• **Objectif visé**: Dans l'éditorial ci-dessous, relevez toutes les strates administratives nommées juste avant les mots « cette superposition ».

• **Extrait fourni**:
┄┄┄┄┄┄┄┄┄┄

Nationale

Editorial du Président

On se réveille quand ?

Une étude de l’Insee publiée la semaine dernière vient de jeter un nouveau pavé dans la mare : la pauvreté progresse en France et a atteint, en 2023, le seuil de 15,4 % de pauvres en France, en augmentation significative par rapport à 2022 (14,4 %), et le niveau le plus élevé depuis que la série statistique a été créée en 1996.

Et pourtant, souvenons-nous. En 1982, l’impôt sur les grandes fortunes (IGF) avait été instauré dans un but de solidarité nationale. Il s’agissait de taxer les patrimoines les plus élevés pour participer au financement de l’État, à la redistribution des richesses et à la justice sociale. Quarante-quatre ans plus tard, quel est le constat ? La pauvreté augmente, les classes moyennes s’effondrent, et les politiques redistributives patinent.

On se réveille quand ?

Pendant que la plupart des pays européens engagent lucidement le débat sur l’allongement de la durée de vie active – certains allant jusqu’à fixer l’âge légal de départ à la retraite à 67 voire 70 ans – la France bataille encore pour savoir si l’on doit revenir à 62 ans. Le déni, toujours. Le court-termisme, encore.

Et pendant ce temps-là, les déficits se creusent, les entreprises trinquent, l’emploi recule.

On se réveille quand ?

Le Premier ministre a, lors de la présentation des grandes lignes du projet de budget pour 2026, dressé un constat sans appel de la situation économique de la France et présenté des mesures, certes encore insuffisantes, pour relancer la production. Malheureusement, alors que tous nos dirigeants politiques devraient faire preuve de sens des responsabilités, leur seul sujet de préoccupation est l’élection présidentielle de 2027. Dans ce contexte, ils ne peuvent accepter une seule des mesures présentées. Ce serait, d’après eux, se disqualifier pour 2027. Chacun joue sa partition sans jamais oser nommer la réalité.

Le pays s’endette, les services publics se dégradent, et plus personne n’ose dire les choses.

On se réveille quand ?

Certes, le Premier ministre a ouvert une voie en évoquant la simplification et la réduction du nombre d’agences publiques. Mais j’en attendais plus, bien plus. Ce moment exigeait de faire preuve de radicalité. Car comment prétendre gagner en efficacité économique quand notre pays croule sous les strates administratives ? Communes, intercommunalités, métropoles, départements, régions : cette superposition ralentit l’action, dilue les responsabilités, complique chaque projet. Même constat pour les agences de l’État, dont beaucoup auraient vocation à disparaître. Et que dire de l’audiovisuel public ? Combien de chaînes de télévision publiques, combien de stations de radio publiques faut-il pour informer un pays ? Enfin, 35 000 communes, c’est 35 000 maires… Dans un monde où tout s’accélère, peut-on sérieusement espérer avancer, réagir, décider, avec une telle profusion d’échelons, d’organismes, d’élus ?

┄┄┄┄┄┄┄┄┄┄

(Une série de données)
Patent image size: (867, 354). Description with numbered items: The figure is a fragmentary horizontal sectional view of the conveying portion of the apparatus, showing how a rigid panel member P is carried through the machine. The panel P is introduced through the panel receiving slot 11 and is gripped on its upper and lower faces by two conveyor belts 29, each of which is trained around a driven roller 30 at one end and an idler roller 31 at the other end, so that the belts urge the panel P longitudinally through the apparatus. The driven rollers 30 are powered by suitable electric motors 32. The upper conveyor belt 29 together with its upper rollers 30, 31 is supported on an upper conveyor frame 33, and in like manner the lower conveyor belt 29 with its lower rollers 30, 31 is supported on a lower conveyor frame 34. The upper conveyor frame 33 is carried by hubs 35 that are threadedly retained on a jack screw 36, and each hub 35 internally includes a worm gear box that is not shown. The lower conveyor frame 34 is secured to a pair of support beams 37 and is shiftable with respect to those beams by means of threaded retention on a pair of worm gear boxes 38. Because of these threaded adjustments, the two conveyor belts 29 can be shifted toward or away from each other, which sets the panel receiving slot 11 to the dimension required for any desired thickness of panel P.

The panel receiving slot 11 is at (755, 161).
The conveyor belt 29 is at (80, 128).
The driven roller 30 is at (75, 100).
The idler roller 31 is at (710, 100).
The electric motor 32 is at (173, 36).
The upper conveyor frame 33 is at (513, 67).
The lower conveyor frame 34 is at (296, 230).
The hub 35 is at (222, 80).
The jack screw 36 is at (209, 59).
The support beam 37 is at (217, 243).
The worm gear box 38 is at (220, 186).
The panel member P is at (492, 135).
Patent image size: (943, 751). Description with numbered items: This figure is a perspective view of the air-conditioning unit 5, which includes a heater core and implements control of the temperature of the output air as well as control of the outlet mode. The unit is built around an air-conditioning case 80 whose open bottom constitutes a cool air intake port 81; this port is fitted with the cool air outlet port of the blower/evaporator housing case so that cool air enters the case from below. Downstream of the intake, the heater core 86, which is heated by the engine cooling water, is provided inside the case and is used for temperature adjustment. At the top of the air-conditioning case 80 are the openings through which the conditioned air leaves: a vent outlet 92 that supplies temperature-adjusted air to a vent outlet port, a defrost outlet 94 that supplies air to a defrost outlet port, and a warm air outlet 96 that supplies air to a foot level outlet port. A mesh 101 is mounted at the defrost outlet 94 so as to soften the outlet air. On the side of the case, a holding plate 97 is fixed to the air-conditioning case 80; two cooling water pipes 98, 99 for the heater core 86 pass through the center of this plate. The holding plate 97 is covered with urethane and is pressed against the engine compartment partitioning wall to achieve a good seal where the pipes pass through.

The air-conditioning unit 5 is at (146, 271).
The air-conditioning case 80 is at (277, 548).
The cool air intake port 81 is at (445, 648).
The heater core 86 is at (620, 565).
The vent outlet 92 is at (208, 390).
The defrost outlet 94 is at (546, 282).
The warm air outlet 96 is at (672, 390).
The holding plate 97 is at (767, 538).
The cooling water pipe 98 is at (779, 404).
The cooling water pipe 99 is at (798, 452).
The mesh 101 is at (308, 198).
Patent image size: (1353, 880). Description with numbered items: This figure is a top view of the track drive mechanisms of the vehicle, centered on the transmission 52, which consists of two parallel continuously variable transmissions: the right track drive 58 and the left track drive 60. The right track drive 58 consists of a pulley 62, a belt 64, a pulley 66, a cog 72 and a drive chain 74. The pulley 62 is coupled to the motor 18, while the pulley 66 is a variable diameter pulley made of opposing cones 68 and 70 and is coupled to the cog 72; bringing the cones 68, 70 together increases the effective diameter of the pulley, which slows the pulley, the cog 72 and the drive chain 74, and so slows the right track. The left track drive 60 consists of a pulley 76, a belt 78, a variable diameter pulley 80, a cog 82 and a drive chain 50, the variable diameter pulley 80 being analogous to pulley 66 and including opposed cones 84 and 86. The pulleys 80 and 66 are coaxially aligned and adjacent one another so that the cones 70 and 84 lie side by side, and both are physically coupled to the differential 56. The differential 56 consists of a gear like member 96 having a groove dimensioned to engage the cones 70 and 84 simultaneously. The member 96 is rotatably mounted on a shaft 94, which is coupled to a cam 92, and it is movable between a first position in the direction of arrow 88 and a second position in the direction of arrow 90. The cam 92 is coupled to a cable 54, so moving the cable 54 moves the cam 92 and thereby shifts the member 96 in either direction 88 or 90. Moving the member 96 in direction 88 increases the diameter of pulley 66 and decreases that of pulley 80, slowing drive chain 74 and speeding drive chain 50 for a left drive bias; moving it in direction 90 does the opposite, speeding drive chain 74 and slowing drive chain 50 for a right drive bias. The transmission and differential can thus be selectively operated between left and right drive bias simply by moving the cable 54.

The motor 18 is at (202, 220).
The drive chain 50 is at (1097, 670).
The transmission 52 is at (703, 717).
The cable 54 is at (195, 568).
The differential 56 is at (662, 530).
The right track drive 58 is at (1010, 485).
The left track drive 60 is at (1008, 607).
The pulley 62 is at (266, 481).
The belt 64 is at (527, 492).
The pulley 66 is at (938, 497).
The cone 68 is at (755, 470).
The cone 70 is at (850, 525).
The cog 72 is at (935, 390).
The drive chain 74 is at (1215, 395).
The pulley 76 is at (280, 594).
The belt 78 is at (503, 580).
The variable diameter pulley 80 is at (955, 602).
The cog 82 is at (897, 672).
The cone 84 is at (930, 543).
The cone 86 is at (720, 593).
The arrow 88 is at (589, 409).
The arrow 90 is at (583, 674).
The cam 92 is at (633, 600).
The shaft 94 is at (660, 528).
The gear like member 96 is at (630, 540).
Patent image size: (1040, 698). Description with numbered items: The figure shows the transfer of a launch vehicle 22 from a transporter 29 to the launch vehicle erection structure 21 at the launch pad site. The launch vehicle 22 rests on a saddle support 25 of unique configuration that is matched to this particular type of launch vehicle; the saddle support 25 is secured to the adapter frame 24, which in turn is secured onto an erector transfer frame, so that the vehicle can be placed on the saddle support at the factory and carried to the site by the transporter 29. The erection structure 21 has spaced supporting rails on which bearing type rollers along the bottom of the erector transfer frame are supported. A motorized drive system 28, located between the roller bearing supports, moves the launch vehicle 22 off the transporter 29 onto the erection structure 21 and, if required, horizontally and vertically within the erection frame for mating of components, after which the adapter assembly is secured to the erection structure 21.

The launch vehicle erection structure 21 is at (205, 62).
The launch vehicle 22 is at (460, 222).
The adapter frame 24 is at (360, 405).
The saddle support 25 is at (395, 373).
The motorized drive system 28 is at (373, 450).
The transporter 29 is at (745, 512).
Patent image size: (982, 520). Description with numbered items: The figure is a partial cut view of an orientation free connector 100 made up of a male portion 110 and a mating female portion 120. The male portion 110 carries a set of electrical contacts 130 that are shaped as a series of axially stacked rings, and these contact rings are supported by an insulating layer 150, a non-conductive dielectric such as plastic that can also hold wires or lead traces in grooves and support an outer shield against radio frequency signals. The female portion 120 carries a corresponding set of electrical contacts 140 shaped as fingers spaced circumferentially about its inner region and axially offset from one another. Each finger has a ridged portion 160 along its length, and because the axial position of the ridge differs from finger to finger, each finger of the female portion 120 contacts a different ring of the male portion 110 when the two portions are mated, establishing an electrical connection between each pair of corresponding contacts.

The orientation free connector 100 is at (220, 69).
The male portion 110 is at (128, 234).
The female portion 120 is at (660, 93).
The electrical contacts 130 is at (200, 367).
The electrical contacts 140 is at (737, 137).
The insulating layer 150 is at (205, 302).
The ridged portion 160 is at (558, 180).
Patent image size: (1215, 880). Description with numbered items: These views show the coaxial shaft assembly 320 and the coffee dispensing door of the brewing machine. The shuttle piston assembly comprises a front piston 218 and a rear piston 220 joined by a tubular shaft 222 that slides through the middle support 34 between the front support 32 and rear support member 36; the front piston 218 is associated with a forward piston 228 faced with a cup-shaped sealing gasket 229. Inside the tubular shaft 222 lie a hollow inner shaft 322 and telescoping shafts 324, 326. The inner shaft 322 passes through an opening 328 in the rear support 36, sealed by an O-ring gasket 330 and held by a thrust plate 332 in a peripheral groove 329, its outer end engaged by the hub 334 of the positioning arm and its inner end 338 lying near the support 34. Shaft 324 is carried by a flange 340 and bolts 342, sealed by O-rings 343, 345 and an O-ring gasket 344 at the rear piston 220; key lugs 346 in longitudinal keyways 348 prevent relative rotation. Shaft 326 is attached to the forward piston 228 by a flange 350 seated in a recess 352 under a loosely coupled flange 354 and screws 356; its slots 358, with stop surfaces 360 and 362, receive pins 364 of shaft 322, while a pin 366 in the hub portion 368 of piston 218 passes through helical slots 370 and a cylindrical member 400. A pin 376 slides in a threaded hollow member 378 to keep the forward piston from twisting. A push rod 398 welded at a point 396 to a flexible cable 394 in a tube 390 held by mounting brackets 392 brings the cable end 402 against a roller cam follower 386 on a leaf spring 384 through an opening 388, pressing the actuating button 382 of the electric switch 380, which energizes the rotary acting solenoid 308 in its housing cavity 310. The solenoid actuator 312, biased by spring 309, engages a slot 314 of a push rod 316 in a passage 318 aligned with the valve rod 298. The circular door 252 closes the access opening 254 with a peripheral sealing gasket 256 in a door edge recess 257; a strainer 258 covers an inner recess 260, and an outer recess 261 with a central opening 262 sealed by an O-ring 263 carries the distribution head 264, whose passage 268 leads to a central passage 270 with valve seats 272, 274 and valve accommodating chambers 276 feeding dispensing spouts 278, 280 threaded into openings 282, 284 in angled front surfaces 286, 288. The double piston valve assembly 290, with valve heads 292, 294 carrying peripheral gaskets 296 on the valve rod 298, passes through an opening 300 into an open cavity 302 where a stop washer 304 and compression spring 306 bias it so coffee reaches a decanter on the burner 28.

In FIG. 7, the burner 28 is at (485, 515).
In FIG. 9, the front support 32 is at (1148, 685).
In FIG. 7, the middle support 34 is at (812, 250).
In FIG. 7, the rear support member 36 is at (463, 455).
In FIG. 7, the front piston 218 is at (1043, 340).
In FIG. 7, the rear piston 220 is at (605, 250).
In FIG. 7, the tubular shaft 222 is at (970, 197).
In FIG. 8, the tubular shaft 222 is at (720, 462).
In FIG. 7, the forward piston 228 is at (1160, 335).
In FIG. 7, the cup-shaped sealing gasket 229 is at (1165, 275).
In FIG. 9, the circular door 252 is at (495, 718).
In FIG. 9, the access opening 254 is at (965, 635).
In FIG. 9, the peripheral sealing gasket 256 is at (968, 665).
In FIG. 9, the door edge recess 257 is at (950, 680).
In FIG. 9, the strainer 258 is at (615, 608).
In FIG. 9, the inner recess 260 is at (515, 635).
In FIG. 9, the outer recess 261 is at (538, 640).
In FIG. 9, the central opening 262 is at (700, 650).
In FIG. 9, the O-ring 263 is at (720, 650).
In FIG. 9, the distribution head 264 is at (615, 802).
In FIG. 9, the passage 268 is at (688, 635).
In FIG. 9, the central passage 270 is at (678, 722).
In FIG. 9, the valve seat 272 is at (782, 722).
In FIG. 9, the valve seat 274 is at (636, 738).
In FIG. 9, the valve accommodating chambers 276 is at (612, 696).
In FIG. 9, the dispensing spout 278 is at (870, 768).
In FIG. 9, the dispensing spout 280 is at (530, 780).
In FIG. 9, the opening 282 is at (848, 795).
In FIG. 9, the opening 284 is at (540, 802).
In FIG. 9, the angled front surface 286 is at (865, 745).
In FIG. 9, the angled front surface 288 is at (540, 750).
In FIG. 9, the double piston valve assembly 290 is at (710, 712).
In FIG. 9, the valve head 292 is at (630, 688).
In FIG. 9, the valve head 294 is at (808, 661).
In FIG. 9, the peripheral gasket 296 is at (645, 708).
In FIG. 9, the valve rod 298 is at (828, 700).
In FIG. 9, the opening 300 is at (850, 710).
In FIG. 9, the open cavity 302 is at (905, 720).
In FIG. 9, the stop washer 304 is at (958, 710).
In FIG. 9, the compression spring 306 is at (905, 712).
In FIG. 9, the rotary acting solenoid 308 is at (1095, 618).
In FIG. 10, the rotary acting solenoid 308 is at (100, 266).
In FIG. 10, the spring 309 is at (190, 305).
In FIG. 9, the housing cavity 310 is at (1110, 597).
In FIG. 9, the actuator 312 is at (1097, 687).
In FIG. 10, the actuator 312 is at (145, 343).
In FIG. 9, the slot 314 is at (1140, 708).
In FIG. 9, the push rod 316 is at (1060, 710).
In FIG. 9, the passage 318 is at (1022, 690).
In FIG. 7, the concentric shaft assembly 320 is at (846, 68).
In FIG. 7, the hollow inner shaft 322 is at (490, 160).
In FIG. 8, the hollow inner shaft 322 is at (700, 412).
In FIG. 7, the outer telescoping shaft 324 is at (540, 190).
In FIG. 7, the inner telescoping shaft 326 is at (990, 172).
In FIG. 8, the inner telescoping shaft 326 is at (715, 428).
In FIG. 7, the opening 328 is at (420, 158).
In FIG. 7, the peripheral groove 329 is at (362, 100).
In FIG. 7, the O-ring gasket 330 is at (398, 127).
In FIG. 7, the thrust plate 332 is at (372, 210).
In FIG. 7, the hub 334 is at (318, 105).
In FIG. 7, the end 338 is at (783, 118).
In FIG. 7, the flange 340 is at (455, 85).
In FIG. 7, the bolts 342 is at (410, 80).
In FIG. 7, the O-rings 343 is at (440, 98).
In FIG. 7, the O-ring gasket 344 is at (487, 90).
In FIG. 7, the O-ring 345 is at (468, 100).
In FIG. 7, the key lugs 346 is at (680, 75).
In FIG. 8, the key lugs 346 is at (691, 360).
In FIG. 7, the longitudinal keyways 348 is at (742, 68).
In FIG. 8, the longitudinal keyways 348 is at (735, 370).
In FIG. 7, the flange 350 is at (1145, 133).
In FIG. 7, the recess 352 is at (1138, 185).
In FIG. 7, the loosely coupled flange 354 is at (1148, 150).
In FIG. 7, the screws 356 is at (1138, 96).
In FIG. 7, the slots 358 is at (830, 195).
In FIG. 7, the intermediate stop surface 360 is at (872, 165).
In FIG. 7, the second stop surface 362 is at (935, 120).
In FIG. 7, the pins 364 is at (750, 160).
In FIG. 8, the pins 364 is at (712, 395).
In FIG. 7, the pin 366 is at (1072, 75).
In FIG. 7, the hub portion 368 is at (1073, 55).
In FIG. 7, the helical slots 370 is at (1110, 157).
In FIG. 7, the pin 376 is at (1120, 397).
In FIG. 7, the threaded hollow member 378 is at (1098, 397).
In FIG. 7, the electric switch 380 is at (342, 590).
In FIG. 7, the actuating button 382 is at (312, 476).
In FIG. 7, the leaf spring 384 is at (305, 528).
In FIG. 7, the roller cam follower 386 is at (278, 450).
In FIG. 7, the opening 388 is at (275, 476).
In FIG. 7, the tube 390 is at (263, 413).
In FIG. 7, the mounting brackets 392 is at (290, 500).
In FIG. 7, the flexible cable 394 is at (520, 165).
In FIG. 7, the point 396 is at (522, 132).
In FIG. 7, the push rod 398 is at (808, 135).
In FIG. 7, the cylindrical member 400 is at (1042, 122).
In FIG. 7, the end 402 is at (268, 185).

┄┄┄┄┄┄┄┄┄┄

• **Résultat obtenu**: Communes, intercommunalités, métropoles, départements, régions.